Exercise inputs.
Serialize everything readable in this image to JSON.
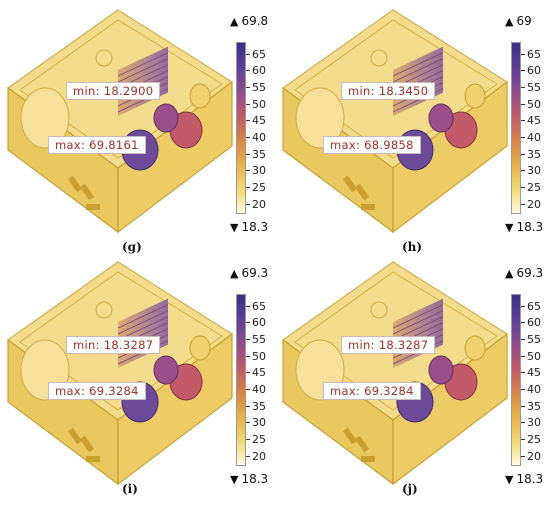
{
  "panels": [
    {
      "caption": "(g)",
      "min": "min: 18.2900",
      "max": "max: 69.8161",
      "top": "69.8",
      "bottom": "18.3"
    },
    {
      "caption": "(h)",
      "min": "min: 18.3450",
      "max": "max: 68.9858",
      "top": "69",
      "bottom": "18.3"
    },
    {
      "caption": "(i)",
      "min": "min: 18.3287",
      "max": "max: 69.3284",
      "top": "69.3",
      "bottom": "18.3"
    },
    {
      "caption": "(j)",
      "min": "min: 18.3287",
      "max": "max: 69.3284",
      "top": "69.3",
      "bottom": "18.3"
    }
  ],
  "ticks": [
    "65",
    "60",
    "55",
    "50",
    "45",
    "40",
    "35",
    "30",
    "25",
    "20"
  ],
  "icons": {
    "up": "▲",
    "down": "▼"
  },
  "colors": {
    "housing": "#f1d06a",
    "hot": "#5b3f99",
    "label": "#a0302a"
  }
}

Exercise prompt.
Track down every line holding the string "caption" and copy it.

Answer to the task.
      "caption": "(g)",
      "caption": "(h)",
      "caption": "(i)",
      "caption": "(j)",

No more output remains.